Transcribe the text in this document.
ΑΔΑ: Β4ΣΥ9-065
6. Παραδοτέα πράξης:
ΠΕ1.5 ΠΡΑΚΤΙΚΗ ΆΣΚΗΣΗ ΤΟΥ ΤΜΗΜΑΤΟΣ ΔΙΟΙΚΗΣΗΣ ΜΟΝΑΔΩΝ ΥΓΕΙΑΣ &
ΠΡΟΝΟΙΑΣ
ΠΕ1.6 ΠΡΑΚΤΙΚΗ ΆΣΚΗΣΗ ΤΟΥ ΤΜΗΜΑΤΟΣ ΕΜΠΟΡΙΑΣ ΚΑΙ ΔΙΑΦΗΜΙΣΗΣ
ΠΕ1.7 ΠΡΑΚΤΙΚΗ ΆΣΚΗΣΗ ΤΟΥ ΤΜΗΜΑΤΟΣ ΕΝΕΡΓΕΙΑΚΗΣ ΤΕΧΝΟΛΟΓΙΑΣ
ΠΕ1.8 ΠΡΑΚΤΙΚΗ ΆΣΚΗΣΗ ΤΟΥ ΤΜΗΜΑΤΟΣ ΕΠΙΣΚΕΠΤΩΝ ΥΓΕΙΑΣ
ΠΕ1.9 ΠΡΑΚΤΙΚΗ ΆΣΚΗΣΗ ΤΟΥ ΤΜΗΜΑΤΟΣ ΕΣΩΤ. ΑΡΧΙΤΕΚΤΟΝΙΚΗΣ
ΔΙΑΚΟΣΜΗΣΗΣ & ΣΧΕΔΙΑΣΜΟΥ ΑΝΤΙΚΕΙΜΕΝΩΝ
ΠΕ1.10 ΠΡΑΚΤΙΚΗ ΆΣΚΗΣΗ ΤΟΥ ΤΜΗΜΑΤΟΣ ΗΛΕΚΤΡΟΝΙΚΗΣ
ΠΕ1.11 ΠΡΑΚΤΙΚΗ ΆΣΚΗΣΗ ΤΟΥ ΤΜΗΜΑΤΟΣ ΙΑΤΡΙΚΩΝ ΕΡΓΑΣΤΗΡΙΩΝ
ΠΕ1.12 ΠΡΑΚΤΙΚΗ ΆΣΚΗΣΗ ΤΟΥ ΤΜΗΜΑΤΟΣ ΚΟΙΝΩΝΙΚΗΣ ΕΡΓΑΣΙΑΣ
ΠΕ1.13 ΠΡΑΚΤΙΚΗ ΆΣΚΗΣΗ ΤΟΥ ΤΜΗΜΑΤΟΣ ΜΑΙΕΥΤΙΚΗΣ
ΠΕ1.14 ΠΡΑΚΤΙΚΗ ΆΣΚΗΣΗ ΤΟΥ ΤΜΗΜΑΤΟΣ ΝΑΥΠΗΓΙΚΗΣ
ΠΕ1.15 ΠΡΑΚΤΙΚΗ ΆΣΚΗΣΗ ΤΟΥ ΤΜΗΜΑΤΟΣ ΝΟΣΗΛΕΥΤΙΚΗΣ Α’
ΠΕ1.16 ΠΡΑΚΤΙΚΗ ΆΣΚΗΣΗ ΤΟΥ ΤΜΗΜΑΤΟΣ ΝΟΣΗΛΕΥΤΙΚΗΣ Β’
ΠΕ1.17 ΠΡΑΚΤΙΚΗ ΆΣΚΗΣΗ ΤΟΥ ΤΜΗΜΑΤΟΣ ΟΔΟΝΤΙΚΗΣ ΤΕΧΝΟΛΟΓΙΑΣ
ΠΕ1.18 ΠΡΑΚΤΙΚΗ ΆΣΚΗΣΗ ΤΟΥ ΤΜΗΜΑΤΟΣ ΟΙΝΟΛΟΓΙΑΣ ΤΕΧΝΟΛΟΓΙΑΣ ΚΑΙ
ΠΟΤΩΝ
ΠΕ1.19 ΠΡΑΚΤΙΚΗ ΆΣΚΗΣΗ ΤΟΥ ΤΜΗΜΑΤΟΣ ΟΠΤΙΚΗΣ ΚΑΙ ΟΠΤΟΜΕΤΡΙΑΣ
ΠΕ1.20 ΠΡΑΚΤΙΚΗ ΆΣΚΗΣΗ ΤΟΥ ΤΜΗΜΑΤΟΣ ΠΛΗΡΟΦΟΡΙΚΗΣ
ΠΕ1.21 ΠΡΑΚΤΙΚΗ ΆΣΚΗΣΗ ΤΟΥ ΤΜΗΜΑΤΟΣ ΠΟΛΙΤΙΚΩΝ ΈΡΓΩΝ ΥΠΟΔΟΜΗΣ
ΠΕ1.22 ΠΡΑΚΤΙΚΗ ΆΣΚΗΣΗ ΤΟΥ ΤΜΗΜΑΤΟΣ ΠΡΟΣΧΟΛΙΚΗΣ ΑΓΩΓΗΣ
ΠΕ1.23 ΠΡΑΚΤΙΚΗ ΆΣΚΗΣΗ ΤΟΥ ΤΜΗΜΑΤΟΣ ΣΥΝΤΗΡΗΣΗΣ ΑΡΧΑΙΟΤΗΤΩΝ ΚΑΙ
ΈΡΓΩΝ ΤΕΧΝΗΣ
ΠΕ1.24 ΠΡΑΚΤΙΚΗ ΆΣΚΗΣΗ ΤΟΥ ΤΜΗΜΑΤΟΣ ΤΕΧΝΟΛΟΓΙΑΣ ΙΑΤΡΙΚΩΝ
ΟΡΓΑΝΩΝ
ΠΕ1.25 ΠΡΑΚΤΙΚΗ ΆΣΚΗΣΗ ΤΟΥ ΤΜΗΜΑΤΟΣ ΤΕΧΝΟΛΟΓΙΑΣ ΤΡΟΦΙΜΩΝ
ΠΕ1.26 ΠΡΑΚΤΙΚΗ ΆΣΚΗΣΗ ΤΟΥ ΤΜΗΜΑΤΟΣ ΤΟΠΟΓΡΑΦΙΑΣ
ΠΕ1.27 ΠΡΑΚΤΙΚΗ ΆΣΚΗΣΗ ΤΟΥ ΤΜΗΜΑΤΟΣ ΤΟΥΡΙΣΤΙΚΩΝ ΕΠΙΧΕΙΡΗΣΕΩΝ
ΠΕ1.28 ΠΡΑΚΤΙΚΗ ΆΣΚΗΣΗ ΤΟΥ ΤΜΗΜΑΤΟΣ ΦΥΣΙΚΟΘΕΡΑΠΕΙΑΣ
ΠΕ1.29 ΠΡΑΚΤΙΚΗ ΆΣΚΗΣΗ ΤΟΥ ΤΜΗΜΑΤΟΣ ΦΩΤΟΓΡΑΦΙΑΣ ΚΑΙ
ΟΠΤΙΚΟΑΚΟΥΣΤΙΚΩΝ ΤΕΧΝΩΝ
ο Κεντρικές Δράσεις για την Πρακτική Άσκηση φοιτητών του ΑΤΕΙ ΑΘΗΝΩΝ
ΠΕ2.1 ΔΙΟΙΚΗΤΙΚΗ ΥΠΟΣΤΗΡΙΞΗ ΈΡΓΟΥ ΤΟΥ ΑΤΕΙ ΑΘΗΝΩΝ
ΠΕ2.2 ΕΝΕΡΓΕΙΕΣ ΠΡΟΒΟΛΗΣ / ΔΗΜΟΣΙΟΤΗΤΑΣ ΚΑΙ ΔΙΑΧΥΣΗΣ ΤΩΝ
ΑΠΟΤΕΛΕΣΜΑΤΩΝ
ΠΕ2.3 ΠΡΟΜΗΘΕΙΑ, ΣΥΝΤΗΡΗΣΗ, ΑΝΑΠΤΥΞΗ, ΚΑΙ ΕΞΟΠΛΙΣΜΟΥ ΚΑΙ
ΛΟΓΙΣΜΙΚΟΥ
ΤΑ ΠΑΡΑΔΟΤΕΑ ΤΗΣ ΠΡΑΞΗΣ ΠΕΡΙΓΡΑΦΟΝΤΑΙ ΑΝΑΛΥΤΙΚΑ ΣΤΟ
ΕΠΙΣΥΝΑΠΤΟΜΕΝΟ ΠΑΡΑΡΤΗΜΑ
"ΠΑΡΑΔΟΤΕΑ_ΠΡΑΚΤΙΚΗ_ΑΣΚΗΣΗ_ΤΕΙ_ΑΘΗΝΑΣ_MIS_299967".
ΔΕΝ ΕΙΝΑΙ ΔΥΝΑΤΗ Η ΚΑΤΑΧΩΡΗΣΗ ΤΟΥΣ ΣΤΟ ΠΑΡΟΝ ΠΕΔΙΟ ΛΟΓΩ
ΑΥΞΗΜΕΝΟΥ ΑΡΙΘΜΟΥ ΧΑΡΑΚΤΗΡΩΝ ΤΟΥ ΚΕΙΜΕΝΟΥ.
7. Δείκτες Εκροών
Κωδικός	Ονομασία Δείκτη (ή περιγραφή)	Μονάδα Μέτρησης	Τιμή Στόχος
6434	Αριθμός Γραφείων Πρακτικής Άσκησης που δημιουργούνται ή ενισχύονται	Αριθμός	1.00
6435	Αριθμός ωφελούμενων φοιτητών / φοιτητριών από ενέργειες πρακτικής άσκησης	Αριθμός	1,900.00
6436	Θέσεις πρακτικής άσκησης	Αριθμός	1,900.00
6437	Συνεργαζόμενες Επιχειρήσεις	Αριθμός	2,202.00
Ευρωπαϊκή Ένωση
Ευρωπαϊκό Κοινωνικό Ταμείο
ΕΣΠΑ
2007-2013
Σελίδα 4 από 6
● ● ● ● ●
| DESCRIPTION OF THE TASK |
Select from the material above each line in which the string "ΈΡΓΩΝ" appears, and list those lines.

| RESULT OF THE TASK |
ΠΕ1.21 ΠΡΑΚΤΙΚΗ ΆΣΚΗΣΗ ΤΟΥ ΤΜΗΜΑΤΟΣ ΠΟΛΙΤΙΚΩΝ ΈΡΓΩΝ ΥΠΟΔΟΜΗΣ
ΈΡΓΩΝ ΤΕΧΝΗΣ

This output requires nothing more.